▶ **EXERCISE REQUIREMENTS**:
Repeat, exactly and completely, the material that follows. Omit the pictures.

▶ **RECORDS SUPPLIED**:
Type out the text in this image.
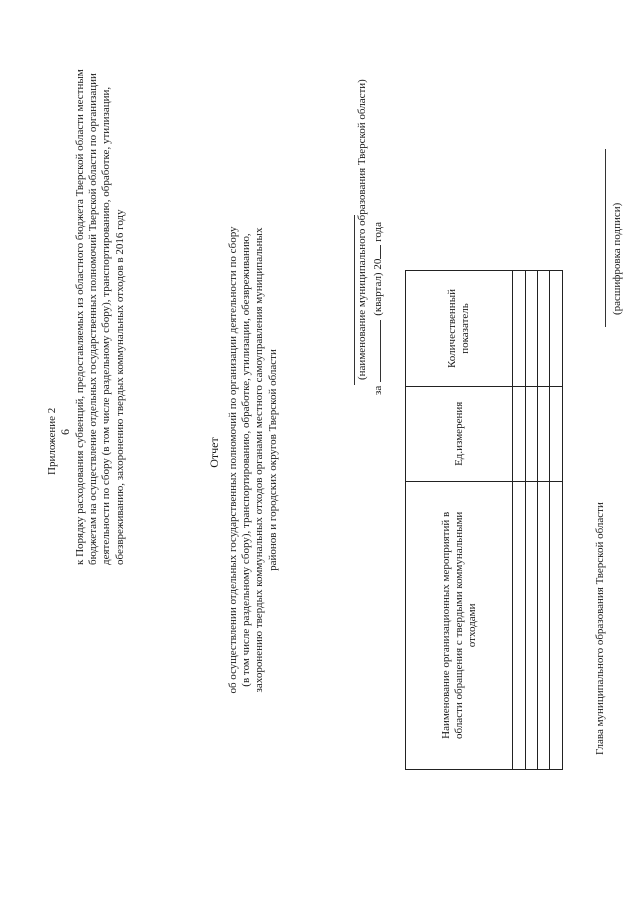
6
Приложение 2 к Порядку расходования субвенций, предоставляемых из областного бюджета Тверской области местным бюджетам на осуществление отдельных государственных полномочий Тверской области по организации деятельности по сбору (в том числе раздельному сбору), транспортированию, обработке, утилизации, обезвреживанию, захоронению твердых коммунальных отходов в 2016 году	Отчет об осуществлении отдельных государственных полномочий по организации деятельности по сбору (в том числе раздельному сбору), транспортированию, обработке, утилизации, обезвреживанию, захоронению твердых коммунальных отходов органами местного самоуправления муниципальных районов и городских округов Тверской области
(наименование муниципального образования Тверской области)
за(квартал) 20 года
Наименование организационных мероприятий в области обращения с твердыми коммунальными отходами	Ед.измерения	Количественный показатель

Глава муниципального образования Тверской области
(расшифровка подписи)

▶ **EXPECTED OUTPUT**:
Type out the text in this image.
6
Приложение 2 к Порядку расходования субвенций, предоставляемых из областного бюджета Тверской области местным бюджетам на осуществление отдельных государственных полномочий Тверской области по организации деятельности по сбору (в том числе раздельному сбору), транспортированию, обработке, утилизации, обезвреживанию, захоронению твердых коммунальных отходов в 2016 году	Отчет об осуществлении отдельных государственных полномочий по организации деятельности по сбору (в том числе раздельному сбору), транспортированию, обработке, утилизации, обезвреживанию, захоронению твердых коммунальных отходов органами местного самоуправления муниципальных районов и городских округов Тверской области
(наименование муниципального образования Тверской области)
за(квартал) 20 года
Наименование организационных мероприятий в области обращения с твердыми коммунальными отходами	Ед.измерения	Количественный показатель

Глава муниципального образования Тверской области
(расшифровка подписи)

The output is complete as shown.